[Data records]
::::

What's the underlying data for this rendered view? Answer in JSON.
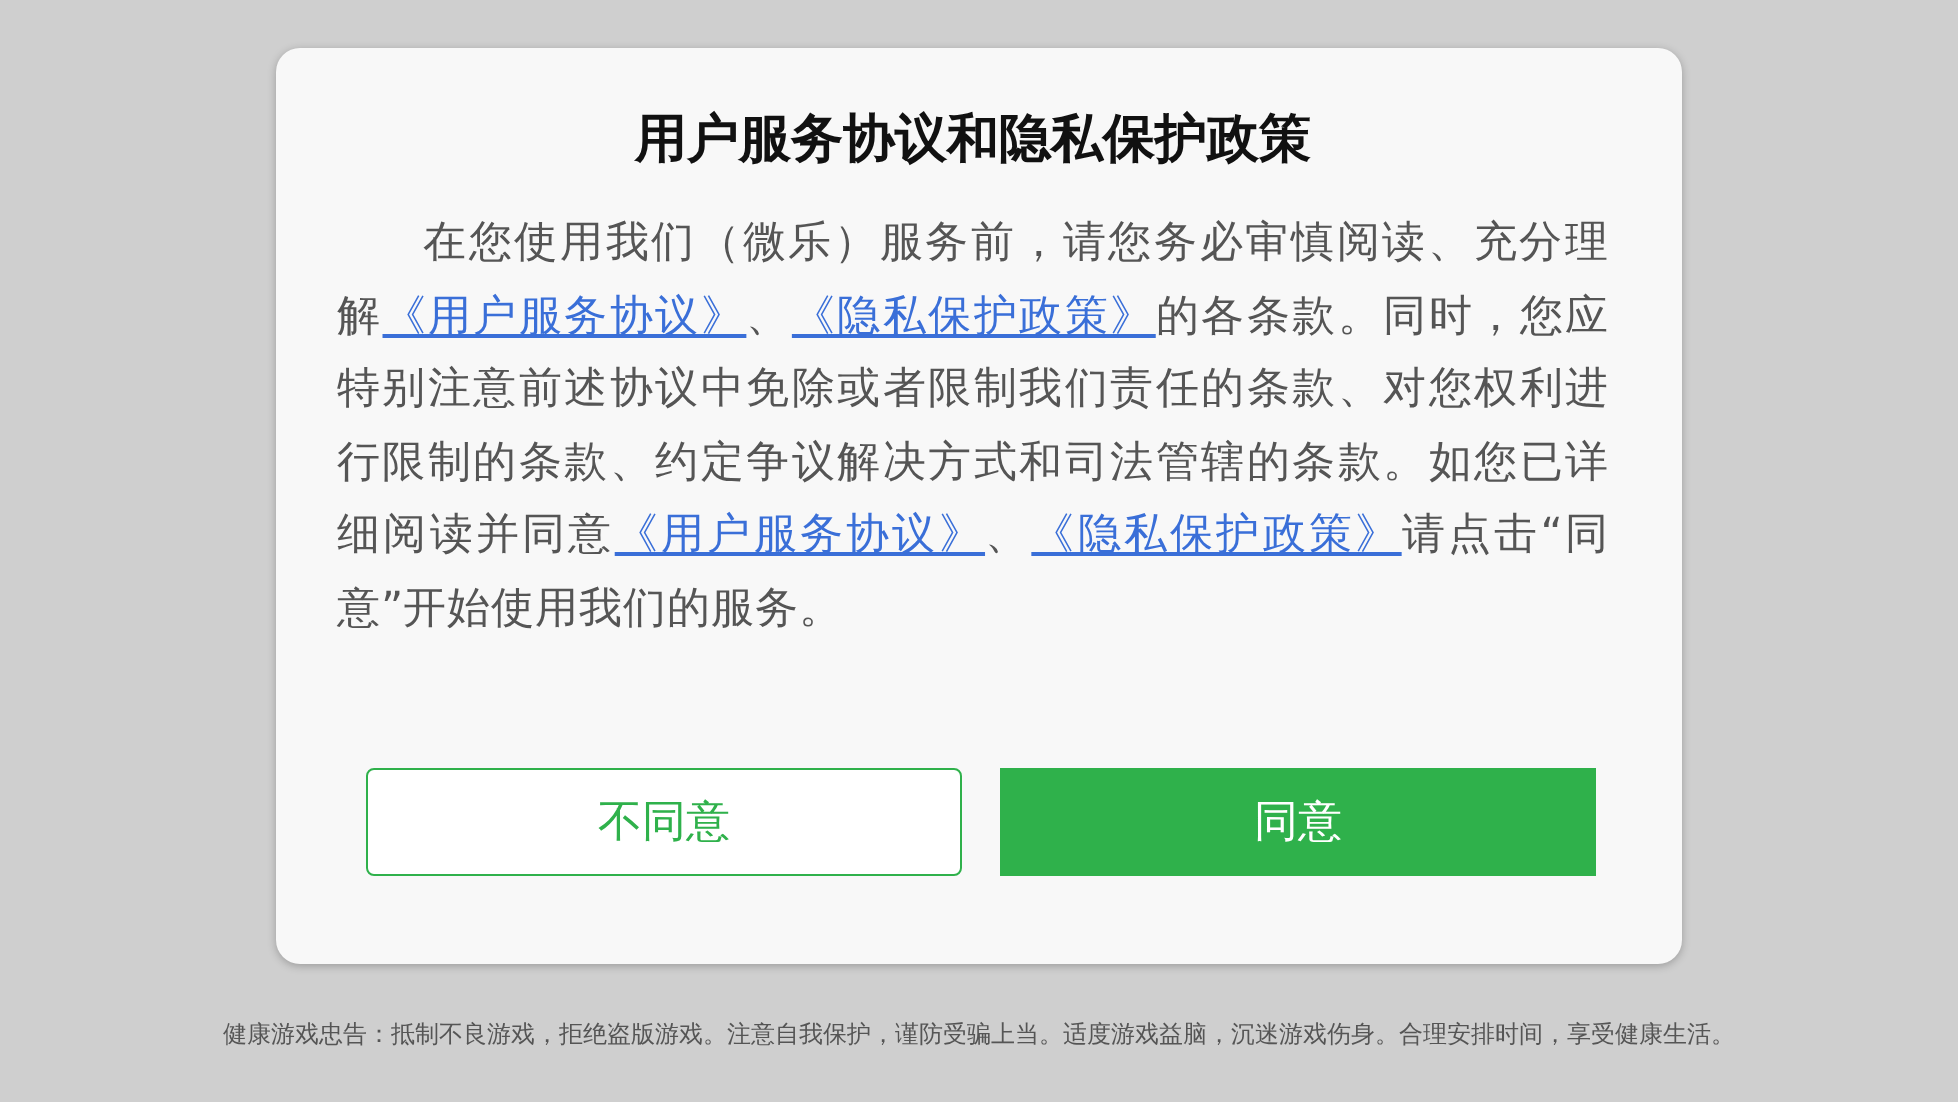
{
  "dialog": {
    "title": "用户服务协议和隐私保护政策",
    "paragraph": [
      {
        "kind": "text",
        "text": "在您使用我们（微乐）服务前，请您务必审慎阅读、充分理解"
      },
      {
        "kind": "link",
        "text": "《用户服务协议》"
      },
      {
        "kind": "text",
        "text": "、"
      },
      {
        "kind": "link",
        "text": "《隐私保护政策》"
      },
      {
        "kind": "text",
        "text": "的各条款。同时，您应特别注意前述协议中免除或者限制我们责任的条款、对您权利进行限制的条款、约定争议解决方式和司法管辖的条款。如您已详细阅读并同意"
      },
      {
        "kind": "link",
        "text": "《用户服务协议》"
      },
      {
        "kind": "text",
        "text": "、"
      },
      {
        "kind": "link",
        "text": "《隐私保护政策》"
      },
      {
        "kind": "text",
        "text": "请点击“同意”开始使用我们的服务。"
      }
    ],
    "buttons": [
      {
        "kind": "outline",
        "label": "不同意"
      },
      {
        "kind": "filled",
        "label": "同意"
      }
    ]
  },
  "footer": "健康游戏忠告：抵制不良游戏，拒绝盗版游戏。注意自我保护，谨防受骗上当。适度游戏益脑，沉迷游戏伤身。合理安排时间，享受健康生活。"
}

::::

> _What is expected_
Quote the records above in full, dropping each picture.

> _Exercise solution_
What's the underlying data for this rendered view? Answer in JSON.
{
  "dialog": {
    "title": "用户服务协议和隐私保护政策",
    "paragraph": [
      {
        "kind": "text",
        "text": "在您使用我们（微乐）服务前，请您务必审慎阅读、充分理解"
      },
      {
        "kind": "link",
        "text": "《用户服务协议》"
      },
      {
        "kind": "text",
        "text": "、"
      },
      {
        "kind": "link",
        "text": "《隐私保护政策》"
      },
      {
        "kind": "text",
        "text": "的各条款。同时，您应特别注意前述协议中免除或者限制我们责任的条款、对您权利进行限制的条款、约定争议解决方式和司法管辖的条款。如您已详细阅读并同意"
      },
      {
        "kind": "link",
        "text": "《用户服务协议》"
      },
      {
        "kind": "text",
        "text": "、"
      },
      {
        "kind": "link",
        "text": "《隐私保护政策》"
      },
      {
        "kind": "text",
        "text": "请点击“同意”开始使用我们的服务。"
      }
    ],
    "buttons": [
      {
        "kind": "outline",
        "label": "不同意"
      },
      {
        "kind": "filled",
        "label": "同意"
      }
    ]
  },
  "footer": "健康游戏忠告：抵制不良游戏，拒绝盗版游戏。注意自我保护，谨防受骗上当。适度游戏益脑，沉迷游戏伤身。合理安排时间，享受健康生活。"
}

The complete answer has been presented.